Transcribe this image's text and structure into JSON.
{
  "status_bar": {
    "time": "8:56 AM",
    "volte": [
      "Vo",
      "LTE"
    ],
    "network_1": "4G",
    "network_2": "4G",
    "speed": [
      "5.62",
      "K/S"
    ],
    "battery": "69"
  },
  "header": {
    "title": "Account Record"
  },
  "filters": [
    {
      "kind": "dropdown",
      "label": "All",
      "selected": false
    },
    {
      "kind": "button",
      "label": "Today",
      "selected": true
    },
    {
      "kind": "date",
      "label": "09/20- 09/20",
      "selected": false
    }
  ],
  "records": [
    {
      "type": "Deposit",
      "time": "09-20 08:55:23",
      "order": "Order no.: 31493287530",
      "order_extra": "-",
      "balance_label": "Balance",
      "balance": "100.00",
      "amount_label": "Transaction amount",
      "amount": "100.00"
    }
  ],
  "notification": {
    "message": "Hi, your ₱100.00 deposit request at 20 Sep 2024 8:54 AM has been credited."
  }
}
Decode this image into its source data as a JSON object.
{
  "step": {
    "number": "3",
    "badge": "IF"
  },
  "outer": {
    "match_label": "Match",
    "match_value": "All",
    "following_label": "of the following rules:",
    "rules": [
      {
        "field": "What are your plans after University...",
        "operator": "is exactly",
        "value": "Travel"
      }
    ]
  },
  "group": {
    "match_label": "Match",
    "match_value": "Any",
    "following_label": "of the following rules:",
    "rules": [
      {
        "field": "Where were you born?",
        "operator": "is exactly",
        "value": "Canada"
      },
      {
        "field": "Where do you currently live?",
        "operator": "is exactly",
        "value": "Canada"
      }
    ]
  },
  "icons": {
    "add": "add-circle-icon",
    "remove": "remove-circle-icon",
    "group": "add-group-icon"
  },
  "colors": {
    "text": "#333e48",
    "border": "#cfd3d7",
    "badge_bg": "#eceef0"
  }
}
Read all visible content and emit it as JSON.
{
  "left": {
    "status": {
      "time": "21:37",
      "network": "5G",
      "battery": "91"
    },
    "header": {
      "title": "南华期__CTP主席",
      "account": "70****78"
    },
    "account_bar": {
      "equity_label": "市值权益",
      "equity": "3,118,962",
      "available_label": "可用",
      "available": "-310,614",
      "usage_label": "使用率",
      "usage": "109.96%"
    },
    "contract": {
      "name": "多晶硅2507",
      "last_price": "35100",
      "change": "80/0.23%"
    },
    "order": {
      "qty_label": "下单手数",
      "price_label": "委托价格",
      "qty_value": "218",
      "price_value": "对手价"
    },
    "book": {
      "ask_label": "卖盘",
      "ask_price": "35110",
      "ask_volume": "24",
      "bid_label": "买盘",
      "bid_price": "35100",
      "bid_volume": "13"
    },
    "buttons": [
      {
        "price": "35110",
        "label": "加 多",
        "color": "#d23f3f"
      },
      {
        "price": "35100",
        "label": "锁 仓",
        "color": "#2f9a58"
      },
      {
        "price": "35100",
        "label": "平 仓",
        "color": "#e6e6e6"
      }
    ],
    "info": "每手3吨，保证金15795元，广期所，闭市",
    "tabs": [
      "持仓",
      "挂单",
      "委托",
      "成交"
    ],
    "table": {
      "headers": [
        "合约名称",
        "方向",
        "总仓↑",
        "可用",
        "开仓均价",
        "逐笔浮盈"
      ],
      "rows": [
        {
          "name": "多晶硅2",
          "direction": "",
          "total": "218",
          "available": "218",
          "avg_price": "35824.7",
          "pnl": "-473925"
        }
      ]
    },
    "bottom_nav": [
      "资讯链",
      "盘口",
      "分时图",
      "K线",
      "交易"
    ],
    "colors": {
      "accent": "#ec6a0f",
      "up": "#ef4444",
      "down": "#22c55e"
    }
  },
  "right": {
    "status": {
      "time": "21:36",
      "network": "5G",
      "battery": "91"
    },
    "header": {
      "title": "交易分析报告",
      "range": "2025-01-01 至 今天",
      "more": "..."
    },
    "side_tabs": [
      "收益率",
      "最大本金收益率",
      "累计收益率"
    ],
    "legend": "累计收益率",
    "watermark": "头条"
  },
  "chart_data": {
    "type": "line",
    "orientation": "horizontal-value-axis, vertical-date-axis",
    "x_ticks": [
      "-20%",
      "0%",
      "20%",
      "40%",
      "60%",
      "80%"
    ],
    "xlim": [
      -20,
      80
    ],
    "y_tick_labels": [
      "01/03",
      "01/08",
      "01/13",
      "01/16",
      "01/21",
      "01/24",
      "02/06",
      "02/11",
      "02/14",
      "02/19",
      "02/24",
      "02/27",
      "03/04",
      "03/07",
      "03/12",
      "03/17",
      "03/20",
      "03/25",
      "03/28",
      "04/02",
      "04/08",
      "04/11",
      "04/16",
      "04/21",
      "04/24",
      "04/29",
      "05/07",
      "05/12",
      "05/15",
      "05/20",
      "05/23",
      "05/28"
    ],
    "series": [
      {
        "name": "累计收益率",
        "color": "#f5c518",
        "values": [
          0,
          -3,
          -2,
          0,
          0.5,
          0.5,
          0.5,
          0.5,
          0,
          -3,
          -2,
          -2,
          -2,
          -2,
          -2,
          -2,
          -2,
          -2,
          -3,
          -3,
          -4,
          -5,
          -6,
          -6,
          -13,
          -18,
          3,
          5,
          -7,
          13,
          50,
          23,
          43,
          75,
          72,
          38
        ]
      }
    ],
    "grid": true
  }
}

> [Set exercise]: Produce an exact copy of the whole listing.

> [Task result]:
Transcribe this image's text and structure into JSON.
{
  "status_bar": {
    "time": "8:56 AM",
    "volte": [
      "Vo",
      "LTE"
    ],
    "network_1": "4G",
    "network_2": "4G",
    "speed": [
      "5.62",
      "K/S"
    ],
    "battery": "69"
  },
  "header": {
    "title": "Account Record"
  },
  "filters": [
    {
      "kind": "dropdown",
      "label": "All",
      "selected": false
    },
    {
      "kind": "button",
      "label": "Today",
      "selected": true
    },
    {
      "kind": "date",
      "label": "09/20- 09/20",
      "selected": false
    }
  ],
  "records": [
    {
      "type": "Deposit",
      "time": "09-20 08:55:23",
      "order": "Order no.: 31493287530",
      "order_extra": "-",
      "balance_label": "Balance",
      "balance": "100.00",
      "amount_label": "Transaction amount",
      "amount": "100.00"
    }
  ],
  "notification": {
    "message": "Hi, your ₱100.00 deposit request at 20 Sep 2024 8:54 AM has been credited."
  }
}
Decode this image into its source data as a JSON object.
{
  "step": {
    "number": "3",
    "badge": "IF"
  },
  "outer": {
    "match_label": "Match",
    "match_value": "All",
    "following_label": "of the following rules:",
    "rules": [
      {
        "field": "What are your plans after University...",
        "operator": "is exactly",
        "value": "Travel"
      }
    ]
  },
  "group": {
    "match_label": "Match",
    "match_value": "Any",
    "following_label": "of the following rules:",
    "rules": [
      {
        "field": "Where were you born?",
        "operator": "is exactly",
        "value": "Canada"
      },
      {
        "field": "Where do you currently live?",
        "operator": "is exactly",
        "value": "Canada"
      }
    ]
  },
  "icons": {
    "add": "add-circle-icon",
    "remove": "remove-circle-icon",
    "group": "add-group-icon"
  },
  "colors": {
    "text": "#333e48",
    "border": "#cfd3d7",
    "badge_bg": "#eceef0"
  }
}
Read all visible content and emit it as JSON.
{
  "left": {
    "status": {
      "time": "21:37",
      "network": "5G",
      "battery": "91"
    },
    "header": {
      "title": "南华期__CTP主席",
      "account": "70****78"
    },
    "account_bar": {
      "equity_label": "市值权益",
      "equity": "3,118,962",
      "available_label": "可用",
      "available": "-310,614",
      "usage_label": "使用率",
      "usage": "109.96%"
    },
    "contract": {
      "name": "多晶硅2507",
      "last_price": "35100",
      "change": "80/0.23%"
    },
    "order": {
      "qty_label": "下单手数",
      "price_label": "委托价格",
      "qty_value": "218",
      "price_value": "对手价"
    },
    "book": {
      "ask_label": "卖盘",
      "ask_price": "35110",
      "ask_volume": "24",
      "bid_label": "买盘",
      "bid_price": "35100",
      "bid_volume": "13"
    },
    "buttons": [
      {
        "price": "35110",
        "label": "加 多",
        "color": "#d23f3f"
      },
      {
        "price": "35100",
        "label": "锁 仓",
        "color": "#2f9a58"
      },
      {
        "price": "35100",
        "label": "平 仓",
        "color": "#e6e6e6"
      }
    ],
    "info": "每手3吨，保证金15795元，广期所，闭市",
    "tabs": [
      "持仓",
      "挂单",
      "委托",
      "成交"
    ],
    "table": {
      "headers": [
        "合约名称",
        "方向",
        "总仓↑",
        "可用",
        "开仓均价",
        "逐笔浮盈"
      ],
      "rows": [
        {
          "name": "多晶硅2",
          "direction": "",
          "total": "218",
          "available": "218",
          "avg_price": "35824.7",
          "pnl": "-473925"
        }
      ]
    },
    "bottom_nav": [
      "资讯链",
      "盘口",
      "分时图",
      "K线",
      "交易"
    ],
    "colors": {
      "accent": "#ec6a0f",
      "up": "#ef4444",
      "down": "#22c55e"
    }
  },
  "right": {
    "status": {
      "time": "21:36",
      "network": "5G",
      "battery": "91"
    },
    "header": {
      "title": "交易分析报告",
      "range": "2025-01-01 至 今天",
      "more": "..."
    },
    "side_tabs": [
      "收益率",
      "最大本金收益率",
      "累计收益率"
    ],
    "legend": "累计收益率",
    "watermark": "头条"
  },
  "chart_data": {
    "type": "line",
    "orientation": "horizontal-value-axis, vertical-date-axis",
    "x_ticks": [
      "-20%",
      "0%",
      "20%",
      "40%",
      "60%",
      "80%"
    ],
    "xlim": [
      -20,
      80
    ],
    "y_tick_labels": [
      "01/03",
      "01/08",
      "01/13",
      "01/16",
      "01/21",
      "01/24",
      "02/06",
      "02/11",
      "02/14",
      "02/19",
      "02/24",
      "02/27",
      "03/04",
      "03/07",
      "03/12",
      "03/17",
      "03/20",
      "03/25",
      "03/28",
      "04/02",
      "04/08",
      "04/11",
      "04/16",
      "04/21",
      "04/24",
      "04/29",
      "05/07",
      "05/12",
      "05/15",
      "05/20",
      "05/23",
      "05/28"
    ],
    "series": [
      {
        "name": "累计收益率",
        "color": "#f5c518",
        "values": [
          0,
          -3,
          -2,
          0,
          0.5,
          0.5,
          0.5,
          0.5,
          0,
          -3,
          -2,
          -2,
          -2,
          -2,
          -2,
          -2,
          -2,
          -2,
          -3,
          -3,
          -4,
          -5,
          -6,
          -6,
          -13,
          -18,
          3,
          5,
          -7,
          13,
          50,
          23,
          43,
          75,
          72,
          38
        ]
      }
    ],
    "grid": true
  }
}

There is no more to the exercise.